#### PROVIDED DATA
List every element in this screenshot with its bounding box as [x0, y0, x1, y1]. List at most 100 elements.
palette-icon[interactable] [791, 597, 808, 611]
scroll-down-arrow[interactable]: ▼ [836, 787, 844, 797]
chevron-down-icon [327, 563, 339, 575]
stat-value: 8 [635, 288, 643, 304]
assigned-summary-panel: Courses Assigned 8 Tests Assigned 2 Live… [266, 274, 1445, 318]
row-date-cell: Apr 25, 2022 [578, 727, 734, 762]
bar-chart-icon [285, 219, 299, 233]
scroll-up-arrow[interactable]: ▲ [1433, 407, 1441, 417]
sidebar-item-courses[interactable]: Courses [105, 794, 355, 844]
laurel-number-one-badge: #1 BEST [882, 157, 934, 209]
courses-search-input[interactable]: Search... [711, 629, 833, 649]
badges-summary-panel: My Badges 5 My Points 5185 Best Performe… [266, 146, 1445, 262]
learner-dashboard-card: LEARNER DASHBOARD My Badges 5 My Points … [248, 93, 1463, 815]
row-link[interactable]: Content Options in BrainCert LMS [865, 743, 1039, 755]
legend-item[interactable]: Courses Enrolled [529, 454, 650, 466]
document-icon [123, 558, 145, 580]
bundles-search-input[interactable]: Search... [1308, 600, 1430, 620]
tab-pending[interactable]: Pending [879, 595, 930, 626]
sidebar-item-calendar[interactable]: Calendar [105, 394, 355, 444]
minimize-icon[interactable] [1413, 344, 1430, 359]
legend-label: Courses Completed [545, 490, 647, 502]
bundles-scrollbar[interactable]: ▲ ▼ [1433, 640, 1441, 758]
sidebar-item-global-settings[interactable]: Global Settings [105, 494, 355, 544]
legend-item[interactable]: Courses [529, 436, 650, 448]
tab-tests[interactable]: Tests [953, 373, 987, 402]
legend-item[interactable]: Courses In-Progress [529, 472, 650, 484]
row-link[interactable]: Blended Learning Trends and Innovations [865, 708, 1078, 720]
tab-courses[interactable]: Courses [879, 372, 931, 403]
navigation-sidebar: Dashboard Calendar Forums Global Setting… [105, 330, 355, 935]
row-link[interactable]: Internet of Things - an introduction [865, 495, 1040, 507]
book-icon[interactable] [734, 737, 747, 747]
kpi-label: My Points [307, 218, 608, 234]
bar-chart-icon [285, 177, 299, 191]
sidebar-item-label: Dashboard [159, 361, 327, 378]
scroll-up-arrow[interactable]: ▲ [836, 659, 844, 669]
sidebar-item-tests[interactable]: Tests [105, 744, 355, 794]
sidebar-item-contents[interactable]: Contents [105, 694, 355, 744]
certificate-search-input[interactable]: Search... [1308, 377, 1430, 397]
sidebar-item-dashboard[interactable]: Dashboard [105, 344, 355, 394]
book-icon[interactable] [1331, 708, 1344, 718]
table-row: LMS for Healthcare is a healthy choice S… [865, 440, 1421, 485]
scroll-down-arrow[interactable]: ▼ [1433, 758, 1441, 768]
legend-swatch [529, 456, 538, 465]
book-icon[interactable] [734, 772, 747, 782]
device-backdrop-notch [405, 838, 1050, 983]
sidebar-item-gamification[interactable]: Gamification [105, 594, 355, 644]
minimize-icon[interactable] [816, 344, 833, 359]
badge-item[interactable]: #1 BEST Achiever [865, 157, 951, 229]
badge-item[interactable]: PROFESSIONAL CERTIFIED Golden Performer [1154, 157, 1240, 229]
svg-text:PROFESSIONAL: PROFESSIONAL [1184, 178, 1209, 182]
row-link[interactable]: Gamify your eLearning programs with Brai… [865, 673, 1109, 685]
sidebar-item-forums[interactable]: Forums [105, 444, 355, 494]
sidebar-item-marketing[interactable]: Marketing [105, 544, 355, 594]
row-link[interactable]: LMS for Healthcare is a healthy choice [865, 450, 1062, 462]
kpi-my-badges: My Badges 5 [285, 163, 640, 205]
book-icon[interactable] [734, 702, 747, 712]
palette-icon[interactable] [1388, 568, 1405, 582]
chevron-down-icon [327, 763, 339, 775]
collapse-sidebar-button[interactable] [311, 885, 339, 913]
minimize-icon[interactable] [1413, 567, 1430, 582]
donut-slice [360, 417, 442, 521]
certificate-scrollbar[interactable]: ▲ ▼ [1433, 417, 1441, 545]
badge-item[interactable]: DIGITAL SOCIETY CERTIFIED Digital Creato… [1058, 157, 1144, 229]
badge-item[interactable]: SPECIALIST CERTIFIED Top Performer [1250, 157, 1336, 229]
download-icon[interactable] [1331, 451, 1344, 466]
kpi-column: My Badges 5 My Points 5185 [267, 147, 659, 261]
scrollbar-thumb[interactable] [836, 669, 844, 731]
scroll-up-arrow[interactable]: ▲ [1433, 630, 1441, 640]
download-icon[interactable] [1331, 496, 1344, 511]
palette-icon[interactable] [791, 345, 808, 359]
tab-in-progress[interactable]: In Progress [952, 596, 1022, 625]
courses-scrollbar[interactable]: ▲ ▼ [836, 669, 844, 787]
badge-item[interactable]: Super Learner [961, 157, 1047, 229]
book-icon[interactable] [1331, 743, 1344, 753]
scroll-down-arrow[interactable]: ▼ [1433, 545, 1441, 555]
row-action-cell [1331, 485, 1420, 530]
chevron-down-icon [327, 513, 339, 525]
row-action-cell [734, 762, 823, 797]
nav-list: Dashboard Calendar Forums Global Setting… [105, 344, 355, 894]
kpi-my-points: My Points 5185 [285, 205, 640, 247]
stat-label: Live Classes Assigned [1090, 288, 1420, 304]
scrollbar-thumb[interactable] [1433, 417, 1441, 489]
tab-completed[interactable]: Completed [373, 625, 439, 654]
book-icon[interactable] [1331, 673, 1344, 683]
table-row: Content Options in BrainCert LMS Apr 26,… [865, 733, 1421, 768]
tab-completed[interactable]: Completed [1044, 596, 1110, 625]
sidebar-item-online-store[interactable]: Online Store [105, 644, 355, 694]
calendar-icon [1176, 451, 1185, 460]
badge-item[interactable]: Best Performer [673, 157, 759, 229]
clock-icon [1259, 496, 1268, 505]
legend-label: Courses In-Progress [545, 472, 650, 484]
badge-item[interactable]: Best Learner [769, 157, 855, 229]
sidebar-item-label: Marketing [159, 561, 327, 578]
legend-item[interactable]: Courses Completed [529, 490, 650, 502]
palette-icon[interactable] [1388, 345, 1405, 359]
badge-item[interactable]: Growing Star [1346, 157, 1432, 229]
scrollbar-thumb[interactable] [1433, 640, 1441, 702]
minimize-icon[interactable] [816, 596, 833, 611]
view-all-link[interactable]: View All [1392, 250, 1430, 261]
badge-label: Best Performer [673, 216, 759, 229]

#### JOB
Turn all of the lines above into a Markdown table with two columns, "Row" for the row number and "Line" for the line itself, and skip any blank lines.

#### EXPECTED OUTPUT
| Row | Line |
|---|---|
| 1 | List every element in this screenshot with its bounding box as [x0, y0, x1, y1]. List at most 100 elements. |
| 2 | palette-icon[interactable] [791, 597, 808, 611] |
| 3 | scroll-down-arrow[interactable]: ▼ [836, 787, 844, 797] |
| 4 | chevron-down-icon [327, 563, 339, 575] |
| 5 | stat-value: 8 [635, 288, 643, 304] |
| 6 | assigned-summary-panel: Courses Assigned 8 Tests Assigned 2 Live… [266, 274, 1445, 318] |
| 7 | row-date-cell: Apr 25, 2022 [578, 727, 734, 762] |
| 8 | bar-chart-icon [285, 219, 299, 233] |
| 9 | scroll-up-arrow[interactable]: ▲ [1433, 407, 1441, 417] |
| 10 | sidebar-item-courses[interactable]: Courses [105, 794, 355, 844] |
| 11 | laurel-number-one-badge: #1 BEST [882, 157, 934, 209] |
| 12 | courses-search-input[interactable]: Search... [711, 629, 833, 649] |
| 13 | badges-summary-panel: My Badges 5 My Points 5185 Best Performe… [266, 146, 1445, 262] |
| 14 | learner-dashboard-card: LEARNER DASHBOARD My Badges 5 My Points … [248, 93, 1463, 815] |
| 15 | row-link[interactable]: Content Options in BrainCert LMS [865, 743, 1039, 755] |
| 16 | legend-item[interactable]: Courses Enrolled [529, 454, 650, 466] |
| 17 | document-icon [123, 558, 145, 580] |
| 18 | bundles-search-input[interactable]: Search... [1308, 600, 1430, 620] |
| 19 | tab-pending[interactable]: Pending [879, 595, 930, 626] |
| 20 | sidebar-item-calendar[interactable]: Calendar [105, 394, 355, 444] |
| 21 | minimize-icon[interactable] [1413, 344, 1430, 359] |
| 22 | legend-label: Courses Completed [545, 490, 647, 502] |
| 23 | bundles-scrollbar[interactable]: ▲ ▼ [1433, 640, 1441, 758] |
| 24 | sidebar-item-global-settings[interactable]: Global Settings [105, 494, 355, 544] |
| 25 | legend-item[interactable]: Courses [529, 436, 650, 448] |
| 26 | tab-tests[interactable]: Tests [953, 373, 987, 402] |
| 27 | legend-item[interactable]: Courses In-Progress [529, 472, 650, 484] |
| 28 | row-link[interactable]: Blended Learning Trends and Innovations [865, 708, 1078, 720] |
| 29 | tab-courses[interactable]: Courses [879, 372, 931, 403] |
| 30 | navigation-sidebar: Dashboard Calendar Forums Global Setting… [105, 330, 355, 935] |
| 31 | row-link[interactable]: Internet of Things - an introduction [865, 495, 1040, 507] |
| 32 | book-icon[interactable] [734, 737, 747, 747] |
| 33 | kpi-label: My Points [307, 218, 608, 234] |
| 34 | bar-chart-icon [285, 177, 299, 191] |
| 35 | sidebar-item-label: Dashboard [159, 361, 327, 378] |
| 36 | scroll-up-arrow[interactable]: ▲ [836, 659, 844, 669] |
| 37 | sidebar-item-tests[interactable]: Tests [105, 744, 355, 794] |
| 38 | sidebar-item-contents[interactable]: Contents [105, 694, 355, 744] |
| 39 | certificate-search-input[interactable]: Search... [1308, 377, 1430, 397] |
| 40 | sidebar-item-dashboard[interactable]: Dashboard [105, 344, 355, 394] |
| 41 | book-icon[interactable] [1331, 708, 1344, 718] |
| 42 | table-row: LMS for Healthcare is a healthy choice S… [865, 440, 1421, 485] |
| 43 | scroll-down-arrow[interactable]: ▼ [1433, 758, 1441, 768] |
| 44 | legend-swatch [529, 456, 538, 465] |
| 45 | book-icon[interactable] [734, 772, 747, 782] |
| 46 | device-backdrop-notch [405, 838, 1050, 983] |
| 47 | sidebar-item-gamification[interactable]: Gamification [105, 594, 355, 644] |
| 48 | minimize-icon[interactable] [816, 344, 833, 359] |
| 49 | badge-item[interactable]: #1 BEST Achiever [865, 157, 951, 229] |
| 50 | badge-item[interactable]: PROFESSIONAL CERTIFIED Golden Performer [1154, 157, 1240, 229] |
| 51 | svg-text:PROFESSIONAL: PROFESSIONAL [1184, 178, 1209, 182] |
| 52 | row-link[interactable]: Gamify your eLearning programs with Brai… [865, 673, 1109, 685] |
| 53 | sidebar-item-forums[interactable]: Forums [105, 444, 355, 494] |
| 54 | sidebar-item-marketing[interactable]: Marketing [105, 544, 355, 594] |
| 55 | row-link[interactable]: LMS for Healthcare is a healthy choice [865, 450, 1062, 462] |
| 56 | kpi-my-badges: My Badges 5 [285, 163, 640, 205] |
| 57 | book-icon[interactable] [734, 702, 747, 712] |
| 58 | palette-icon[interactable] [1388, 568, 1405, 582] |
| 59 | chevron-down-icon [327, 763, 339, 775] |
| 60 | collapse-sidebar-button[interactable] [311, 885, 339, 913] |
| 61 | minimize-icon[interactable] [1413, 567, 1430, 582] |
| 62 | donut-slice [360, 417, 442, 521] |
| 63 | certificate-scrollbar[interactable]: ▲ ▼ [1433, 417, 1441, 545] |
| 64 | badge-item[interactable]: DIGITAL SOCIETY CERTIFIED Digital Creato… [1058, 157, 1144, 229] |
| 65 | badge-item[interactable]: SPECIALIST CERTIFIED Top Performer [1250, 157, 1336, 229] |
| 66 | download-icon[interactable] [1331, 451, 1344, 466] |
| 67 | kpi-column: My Badges 5 My Points 5185 [267, 147, 659, 261] |
| 68 | scrollbar-thumb[interactable] [836, 669, 844, 731] |
| 69 | scroll-up-arrow[interactable]: ▲ [1433, 630, 1441, 640] |
| 70 | download-icon[interactable] [1331, 496, 1344, 511] |
| 71 | palette-icon[interactable] [791, 345, 808, 359] |
| 72 | tab-in-progress[interactable]: In Progress [952, 596, 1022, 625] |
| 73 | courses-scrollbar[interactable]: ▲ ▼ [836, 669, 844, 787] |
| 74 | badge-item[interactable]: Super Learner [961, 157, 1047, 229] |
| 75 | book-icon[interactable] [1331, 743, 1344, 753] |
| 76 | scroll-down-arrow[interactable]: ▼ [1433, 545, 1441, 555] |
| 77 | row-action-cell [1331, 485, 1420, 530] |
| 78 | chevron-down-icon [327, 513, 339, 525] |
| 79 | row-action-cell [734, 762, 823, 797] |
| 80 | nav-list: Dashboard Calendar Forums Global Setting… [105, 344, 355, 894] |
| 81 | kpi-my-points: My Points 5185 [285, 205, 640, 247] |
| 82 | stat-label: Live Classes Assigned [1090, 288, 1420, 304] |
| 83 | scrollbar-thumb[interactable] [1433, 417, 1441, 489] |
| 84 | tab-completed[interactable]: Completed [373, 625, 439, 654] |
| 85 | book-icon[interactable] [1331, 673, 1344, 683] |
| 86 | table-row: Content Options in BrainCert LMS Apr 26,… [865, 733, 1421, 768] |
| 87 | tab-completed[interactable]: Completed [1044, 596, 1110, 625] |
| 88 | sidebar-item-online-store[interactable]: Online Store [105, 644, 355, 694] |
| 89 | calendar-icon [1176, 451, 1185, 460] |
| 90 | badge-item[interactable]: Best Performer [673, 157, 759, 229] |
| 91 | clock-icon [1259, 496, 1268, 505] |
| 92 | legend-label: Courses In-Progress [545, 472, 650, 484] |
| 93 | badge-item[interactable]: Best Learner [769, 157, 855, 229] |
| 94 | sidebar-item-label: Marketing [159, 561, 327, 578] |
| 95 | legend-item[interactable]: Courses Completed [529, 490, 650, 502] |
| 96 | palette-icon[interactable] [1388, 345, 1405, 359] |
| 97 | badge-item[interactable]: Growing Star [1346, 157, 1432, 229] |
| 98 | scrollbar-thumb[interactable] [1433, 640, 1441, 702] |
| 99 | minimize-icon[interactable] [816, 596, 833, 611] |
| 100 | view-all-link[interactable]: View All [1392, 250, 1430, 261] |
| 101 | badge-label: Best Performer [673, 216, 759, 229] |